• **PROBLEM TO SOLVE**
Would you return the complete listing below word for word?

• **RECORDS SUPPLIED**
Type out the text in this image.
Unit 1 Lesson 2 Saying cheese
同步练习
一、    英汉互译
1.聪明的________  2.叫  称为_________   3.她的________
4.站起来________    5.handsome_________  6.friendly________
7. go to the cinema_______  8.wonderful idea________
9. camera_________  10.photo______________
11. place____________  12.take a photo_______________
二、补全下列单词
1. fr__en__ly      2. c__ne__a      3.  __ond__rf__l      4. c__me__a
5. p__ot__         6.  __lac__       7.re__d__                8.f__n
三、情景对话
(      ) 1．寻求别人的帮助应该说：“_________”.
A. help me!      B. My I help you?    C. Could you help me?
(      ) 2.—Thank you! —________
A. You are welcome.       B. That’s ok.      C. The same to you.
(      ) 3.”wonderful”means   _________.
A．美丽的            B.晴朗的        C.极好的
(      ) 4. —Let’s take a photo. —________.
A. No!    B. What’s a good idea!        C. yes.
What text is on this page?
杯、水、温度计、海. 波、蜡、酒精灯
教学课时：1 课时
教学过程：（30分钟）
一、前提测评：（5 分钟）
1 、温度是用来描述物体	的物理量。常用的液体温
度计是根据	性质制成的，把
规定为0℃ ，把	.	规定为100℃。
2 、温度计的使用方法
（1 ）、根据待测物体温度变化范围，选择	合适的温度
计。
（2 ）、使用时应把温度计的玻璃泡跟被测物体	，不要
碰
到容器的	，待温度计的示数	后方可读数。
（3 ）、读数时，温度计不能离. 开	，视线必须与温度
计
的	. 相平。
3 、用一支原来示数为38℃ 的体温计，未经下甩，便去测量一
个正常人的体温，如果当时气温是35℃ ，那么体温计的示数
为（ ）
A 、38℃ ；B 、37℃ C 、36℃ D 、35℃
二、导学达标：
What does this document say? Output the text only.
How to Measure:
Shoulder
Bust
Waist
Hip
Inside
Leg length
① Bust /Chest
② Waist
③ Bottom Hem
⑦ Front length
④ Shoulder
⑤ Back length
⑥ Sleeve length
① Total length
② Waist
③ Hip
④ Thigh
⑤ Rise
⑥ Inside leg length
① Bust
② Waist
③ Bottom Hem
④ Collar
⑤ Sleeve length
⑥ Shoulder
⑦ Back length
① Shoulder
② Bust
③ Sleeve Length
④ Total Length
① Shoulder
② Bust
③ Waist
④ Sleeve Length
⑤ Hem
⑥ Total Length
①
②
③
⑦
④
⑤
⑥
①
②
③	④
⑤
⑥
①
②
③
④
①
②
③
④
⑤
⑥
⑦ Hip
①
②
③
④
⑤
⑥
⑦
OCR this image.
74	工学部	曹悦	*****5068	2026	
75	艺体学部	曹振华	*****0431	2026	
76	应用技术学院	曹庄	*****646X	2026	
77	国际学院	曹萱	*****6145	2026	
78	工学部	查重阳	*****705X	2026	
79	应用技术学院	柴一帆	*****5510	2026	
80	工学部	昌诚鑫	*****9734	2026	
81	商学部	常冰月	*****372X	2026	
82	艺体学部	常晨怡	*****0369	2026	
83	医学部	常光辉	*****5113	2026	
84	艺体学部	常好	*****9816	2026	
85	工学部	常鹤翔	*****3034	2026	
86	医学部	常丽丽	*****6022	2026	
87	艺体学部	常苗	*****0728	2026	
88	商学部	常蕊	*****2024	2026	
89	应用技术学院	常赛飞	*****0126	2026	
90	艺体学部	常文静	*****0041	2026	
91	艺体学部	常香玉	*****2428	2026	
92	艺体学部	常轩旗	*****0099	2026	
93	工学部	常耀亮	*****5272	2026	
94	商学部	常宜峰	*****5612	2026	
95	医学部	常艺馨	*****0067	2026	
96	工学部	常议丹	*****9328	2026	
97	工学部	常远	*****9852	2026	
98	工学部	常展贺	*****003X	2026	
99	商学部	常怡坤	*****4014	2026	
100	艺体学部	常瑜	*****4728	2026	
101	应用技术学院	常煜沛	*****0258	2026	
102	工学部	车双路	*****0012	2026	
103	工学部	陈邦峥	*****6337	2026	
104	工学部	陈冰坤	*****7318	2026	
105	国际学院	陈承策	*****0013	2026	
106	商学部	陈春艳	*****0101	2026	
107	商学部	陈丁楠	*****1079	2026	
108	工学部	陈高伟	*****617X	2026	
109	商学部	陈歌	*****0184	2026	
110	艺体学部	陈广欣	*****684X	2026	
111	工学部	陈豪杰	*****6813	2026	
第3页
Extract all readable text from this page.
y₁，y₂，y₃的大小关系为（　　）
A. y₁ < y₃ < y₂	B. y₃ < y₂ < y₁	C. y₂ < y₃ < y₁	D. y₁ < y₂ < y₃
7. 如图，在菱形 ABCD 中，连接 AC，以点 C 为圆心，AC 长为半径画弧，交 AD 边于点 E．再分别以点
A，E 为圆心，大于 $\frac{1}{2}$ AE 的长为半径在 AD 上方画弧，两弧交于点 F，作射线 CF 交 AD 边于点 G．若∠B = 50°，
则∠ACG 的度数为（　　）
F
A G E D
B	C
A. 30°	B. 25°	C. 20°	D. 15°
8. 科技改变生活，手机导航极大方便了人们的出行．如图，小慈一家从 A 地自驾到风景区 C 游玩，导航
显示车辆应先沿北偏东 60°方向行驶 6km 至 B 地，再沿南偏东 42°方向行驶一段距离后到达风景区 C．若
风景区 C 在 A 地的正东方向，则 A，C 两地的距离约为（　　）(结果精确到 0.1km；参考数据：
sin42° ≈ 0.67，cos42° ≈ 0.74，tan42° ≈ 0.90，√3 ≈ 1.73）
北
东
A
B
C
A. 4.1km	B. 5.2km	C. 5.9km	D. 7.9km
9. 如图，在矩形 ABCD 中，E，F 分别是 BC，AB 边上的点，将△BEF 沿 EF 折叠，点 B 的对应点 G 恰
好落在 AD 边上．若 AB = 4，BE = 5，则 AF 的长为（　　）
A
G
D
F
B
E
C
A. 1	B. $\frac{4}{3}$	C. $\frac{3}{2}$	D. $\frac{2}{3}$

• **SOLVED EXERCISE**
Type out the text in this image.
Unit 1 Lesson 2 Saying cheese
同步练习
一、    英汉互译
1.聪明的________  2.叫  称为_________   3.她的________
4.站起来________    5.handsome_________  6.friendly________
7. go to the cinema_______  8.wonderful idea________
9. camera_________  10.photo______________
11. place____________  12.take a photo_______________
二、补全下列单词
1. fr__en__ly      2. c__ne__a      3.  __ond__rf__l      4. c__me__a
5. p__ot__         6.  __lac__       7.re__d__                8.f__n
三、情景对话
(      ) 1．寻求别人的帮助应该说：“_________”.
A. help me!      B. My I help you?    C. Could you help me?
(      ) 2.—Thank you! —________
A. You are welcome.       B. That’s ok.      C. The same to you.
(      ) 3.”wonderful”means   _________.
A．美丽的            B.晴朗的        C.极好的
(      ) 4. —Let’s take a photo. —________.
A. No!    B. What’s a good idea!        C. yes.
What text is on this page?
杯、水、温度计、海. 波、蜡、酒精灯
教学课时：1 课时
教学过程：（30分钟）
一、前提测评：（5 分钟）
1 、温度是用来描述物体	的物理量。常用的液体温
度计是根据	性质制成的，把
规定为0℃ ，把	.	规定为100℃。
2 、温度计的使用方法
（1 ）、根据待测物体温度变化范围，选择	合适的温度
计。
（2 ）、使用时应把温度计的玻璃泡跟被测物体	，不要
碰
到容器的	，待温度计的示数	后方可读数。
（3 ）、读数时，温度计不能离. 开	，视线必须与温度
计
的	. 相平。
3 、用一支原来示数为38℃ 的体温计，未经下甩，便去测量一
个正常人的体温，如果当时气温是35℃ ，那么体温计的示数
为（ ）
A 、38℃ ；B 、37℃ C 、36℃ D 、35℃
二、导学达标：
What does this document say? Output the text only.
How to Measure:
Shoulder
Bust
Waist
Hip
Inside
Leg length
① Bust /Chest
② Waist
③ Bottom Hem
⑦ Front length
④ Shoulder
⑤ Back length
⑥ Sleeve length
① Total length
② Waist
③ Hip
④ Thigh
⑤ Rise
⑥ Inside leg length
① Bust
② Waist
③ Bottom Hem
④ Collar
⑤ Sleeve length
⑥ Shoulder
⑦ Back length
① Shoulder
② Bust
③ Sleeve Length
④ Total Length
① Shoulder
② Bust
③ Waist
④ Sleeve Length
⑤ Hem
⑥ Total Length
①
②
③
⑦
④
⑤
⑥
①
②
③	④
⑤
⑥
①
②
③
④
①
②
③
④
⑤
⑥
⑦ Hip
①
②
③
④
⑤
⑥
⑦
OCR this image.
74	工学部	曹悦	*****5068	2026	
75	艺体学部	曹振华	*****0431	2026	
76	应用技术学院	曹庄	*****646X	2026	
77	国际学院	曹萱	*****6145	2026	
78	工学部	查重阳	*****705X	2026	
79	应用技术学院	柴一帆	*****5510	2026	
80	工学部	昌诚鑫	*****9734	2026	
81	商学部	常冰月	*****372X	2026	
82	艺体学部	常晨怡	*****0369	2026	
83	医学部	常光辉	*****5113	2026	
84	艺体学部	常好	*****9816	2026	
85	工学部	常鹤翔	*****3034	2026	
86	医学部	常丽丽	*****6022	2026	
87	艺体学部	常苗	*****0728	2026	
88	商学部	常蕊	*****2024	2026	
89	应用技术学院	常赛飞	*****0126	2026	
90	艺体学部	常文静	*****0041	2026	
91	艺体学部	常香玉	*****2428	2026	
92	艺体学部	常轩旗	*****0099	2026	
93	工学部	常耀亮	*****5272	2026	
94	商学部	常宜峰	*****5612	2026	
95	医学部	常艺馨	*****0067	2026	
96	工学部	常议丹	*****9328	2026	
97	工学部	常远	*****9852	2026	
98	工学部	常展贺	*****003X	2026	
99	商学部	常怡坤	*****4014	2026	
100	艺体学部	常瑜	*****4728	2026	
101	应用技术学院	常煜沛	*****0258	2026	
102	工学部	车双路	*****0012	2026	
103	工学部	陈邦峥	*****6337	2026	
104	工学部	陈冰坤	*****7318	2026	
105	国际学院	陈承策	*****0013	2026	
106	商学部	陈春艳	*****0101	2026	
107	商学部	陈丁楠	*****1079	2026	
108	工学部	陈高伟	*****617X	2026	
109	商学部	陈歌	*****0184	2026	
110	艺体学部	陈广欣	*****684X	2026	
111	工学部	陈豪杰	*****6813	2026	
第3页
Extract all readable text from this page.
y₁，y₂，y₃的大小关系为（　　）
A. y₁ < y₃ < y₂	B. y₃ < y₂ < y₁	C. y₂ < y₃ < y₁	D. y₁ < y₂ < y₃
7. 如图，在菱形 ABCD 中，连接 AC，以点 C 为圆心，AC 长为半径画弧，交 AD 边于点 E．再分别以点
A，E 为圆心，大于 $\frac{1}{2}$ AE 的长为半径在 AD 上方画弧，两弧交于点 F，作射线 CF 交 AD 边于点 G．若∠B = 50°，
则∠ACG 的度数为（　　）
F
A G E D
B	C
A. 30°	B. 25°	C. 20°	D. 15°
8. 科技改变生活，手机导航极大方便了人们的出行．如图，小慈一家从 A 地自驾到风景区 C 游玩，导航
显示车辆应先沿北偏东 60°方向行驶 6km 至 B 地，再沿南偏东 42°方向行驶一段距离后到达风景区 C．若
风景区 C 在 A 地的正东方向，则 A，C 两地的距离约为（　　）(结果精确到 0.1km；参考数据：
sin42° ≈ 0.67，cos42° ≈ 0.74，tan42° ≈ 0.90，√3 ≈ 1.73）
北
东
A
B
C
A. 4.1km	B. 5.2km	C. 5.9km	D. 7.9km
9. 如图，在矩形 ABCD 中，E，F 分别是 BC，AB 边上的点，将△BEF 沿 EF 折叠，点 B 的对应点 G 恰
好落在 AD 边上．若 AB = 4，BE = 5，则 AF 的长为（　　）
A
G
D
F
B
E
C
A. 1	B. $\frac{4}{3}$	C. $\frac{3}{2}$	D. $\frac{2}{3}$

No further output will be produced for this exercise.